## Written request
Copy out the lines that have "JSON" in them.
## start
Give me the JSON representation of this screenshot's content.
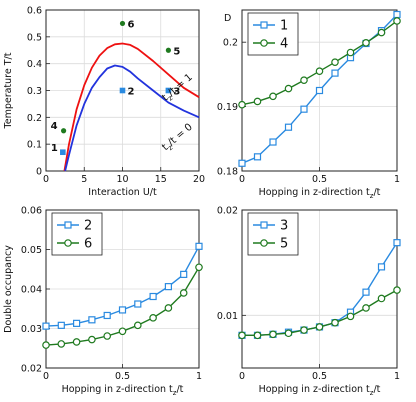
{
  "chart_data": [
    {
      "type": "line",
      "xlabel": "Interaction U/t",
      "ylabel": "Temperature T/t",
      "xlim": [
        0,
        20
      ],
      "ylim": [
        0,
        0.6
      ],
      "xticks": [
        "0",
        "5",
        "10",
        "15",
        "20"
      ],
      "yticks": [
        "0",
        "0.1",
        "0.2",
        "0.3",
        "0.4",
        "0.5",
        "0.6"
      ],
      "grid": true,
      "series": [
        {
          "name": "tz/t = 1",
          "color": "#ee1111",
          "x": [
            2.4,
            3,
            4,
            5,
            6,
            7,
            8,
            9,
            10,
            11,
            12,
            14,
            16,
            18,
            20
          ],
          "y": [
            0.0,
            0.1,
            0.23,
            0.32,
            0.385,
            0.43,
            0.458,
            0.472,
            0.475,
            0.47,
            0.455,
            0.41,
            0.36,
            0.31,
            0.275
          ]
        },
        {
          "name": "tz/t = 0",
          "color": "#2233dd",
          "x": [
            2.5,
            3,
            4,
            5,
            6,
            7,
            8,
            9,
            10,
            11,
            12,
            14,
            16,
            18,
            20
          ],
          "y": [
            0.0,
            0.06,
            0.17,
            0.25,
            0.31,
            0.35,
            0.382,
            0.393,
            0.388,
            0.37,
            0.345,
            0.3,
            0.255,
            0.225,
            0.2
          ]
        }
      ],
      "points": [
        {
          "label": "1",
          "x": 2.2,
          "y": 0.07,
          "color": "#2a8ae0",
          "shape": "square"
        },
        {
          "label": "2",
          "x": 10,
          "y": 0.3,
          "color": "#2a8ae0",
          "shape": "square"
        },
        {
          "label": "3",
          "x": 16,
          "y": 0.3,
          "color": "#2a8ae0",
          "shape": "square"
        },
        {
          "label": "4",
          "x": 2.3,
          "y": 0.15,
          "color": "#1f7a1f",
          "shape": "circle"
        },
        {
          "label": "5",
          "x": 16,
          "y": 0.45,
          "color": "#1f7a1f",
          "shape": "circle"
        },
        {
          "label": "6",
          "x": 10,
          "y": 0.55,
          "color": "#1f7a1f",
          "shape": "circle"
        }
      ],
      "annotations": [
        "tz/t = 1",
        "tz/t = 0"
      ]
    },
    {
      "type": "line",
      "title": "D",
      "xlabel": "Hopping in z-direction tz/t",
      "ylim": [
        0.18,
        0.205
      ],
      "xticks": [
        "0",
        "0.5",
        "1"
      ],
      "yticks": [
        "0.18",
        "0.19",
        "0.2"
      ],
      "legend": "top-left",
      "grid": true,
      "series": [
        {
          "name": "1",
          "color": "#2a8ae0",
          "marker": "square",
          "x": [
            0,
            0.1,
            0.2,
            0.3,
            0.4,
            0.5,
            0.6,
            0.7,
            0.8,
            0.9,
            1.0
          ],
          "y": [
            0.1812,
            0.1822,
            0.1845,
            0.1868,
            0.1896,
            0.1925,
            0.1952,
            0.1976,
            0.1998,
            0.2018,
            0.2043
          ]
        },
        {
          "name": "4",
          "color": "#1f7a1f",
          "marker": "circle",
          "x": [
            0,
            0.1,
            0.2,
            0.3,
            0.4,
            0.5,
            0.6,
            0.7,
            0.8,
            0.9,
            1.0
          ],
          "y": [
            0.1903,
            0.1908,
            0.1916,
            0.1928,
            0.1941,
            0.1955,
            0.1969,
            0.1984,
            0.1999,
            0.2015,
            0.2033
          ]
        }
      ]
    },
    {
      "type": "line",
      "xlabel": "Hopping in z-direction tz/t",
      "ylabel": "Double occupancy",
      "ylim": [
        0.02,
        0.06
      ],
      "xticks": [
        "0",
        "0.5",
        "1"
      ],
      "yticks": [
        "0.02",
        "0.03",
        "0.04",
        "0.05",
        "0.06"
      ],
      "legend": "top-left",
      "grid": true,
      "series": [
        {
          "name": "2",
          "color": "#2a8ae0",
          "marker": "square",
          "x": [
            0,
            0.1,
            0.2,
            0.3,
            0.4,
            0.5,
            0.6,
            0.7,
            0.8,
            0.9,
            1.0
          ],
          "y": [
            0.0306,
            0.0308,
            0.0313,
            0.0322,
            0.0333,
            0.0347,
            0.0362,
            0.0381,
            0.0406,
            0.0437,
            0.0508
          ]
        },
        {
          "name": "6",
          "color": "#1f7a1f",
          "marker": "circle",
          "x": [
            0,
            0.1,
            0.2,
            0.3,
            0.4,
            0.5,
            0.6,
            0.7,
            0.8,
            0.9,
            1.0
          ],
          "y": [
            0.0258,
            0.0261,
            0.0266,
            0.0272,
            0.0281,
            0.0293,
            0.0308,
            0.0327,
            0.0352,
            0.039,
            0.0455
          ]
        }
      ]
    },
    {
      "type": "line",
      "xlabel": "Hopping in z-direction tz/t",
      "ylim": [
        0.005,
        0.02
      ],
      "xticks": [
        "0",
        "0.5",
        "1"
      ],
      "yticks": [
        "0.01",
        "0.02"
      ],
      "legend": "top-left",
      "grid": true,
      "series": [
        {
          "name": "3",
          "color": "#2a8ae0",
          "marker": "square",
          "x": [
            0,
            0.1,
            0.2,
            0.3,
            0.4,
            0.5,
            0.6,
            0.7,
            0.8,
            0.9,
            1.0
          ],
          "y": [
            0.0081,
            0.0081,
            0.0082,
            0.0084,
            0.0086,
            0.0089,
            0.0093,
            0.0103,
            0.0122,
            0.0146,
            0.0169
          ]
        },
        {
          "name": "5",
          "color": "#1f7a1f",
          "marker": "circle",
          "x": [
            0,
            0.1,
            0.2,
            0.3,
            0.4,
            0.5,
            0.6,
            0.7,
            0.8,
            0.9,
            1.0
          ],
          "y": [
            0.0081,
            0.0081,
            0.0082,
            0.0083,
            0.0086,
            0.0089,
            0.0093,
            0.0099,
            0.0107,
            0.0116,
            0.0124
          ]
        }
      ]
    }
  ]
}
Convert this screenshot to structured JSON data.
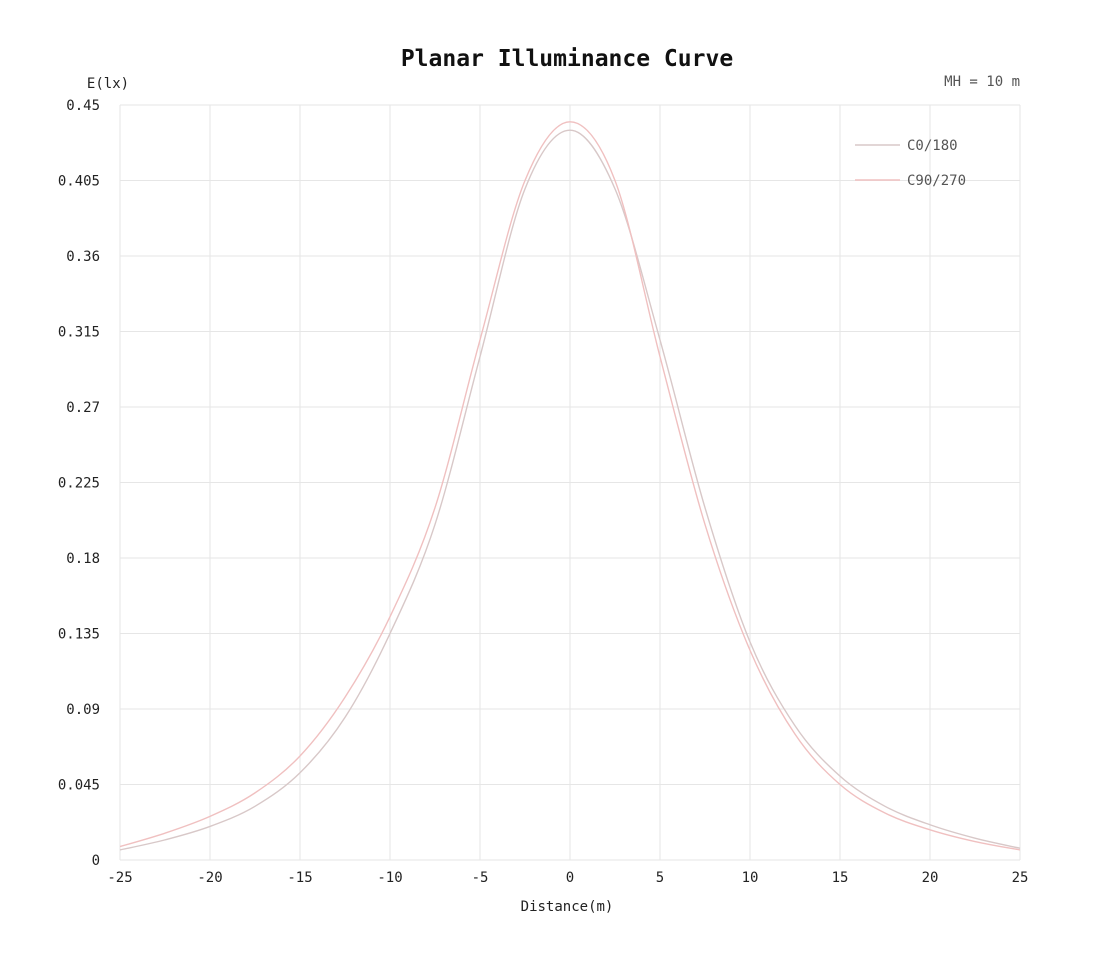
## end
## Written answer
Give me the JSON representation of this screenshot's content.
Convert this screenshot to structured JSON data.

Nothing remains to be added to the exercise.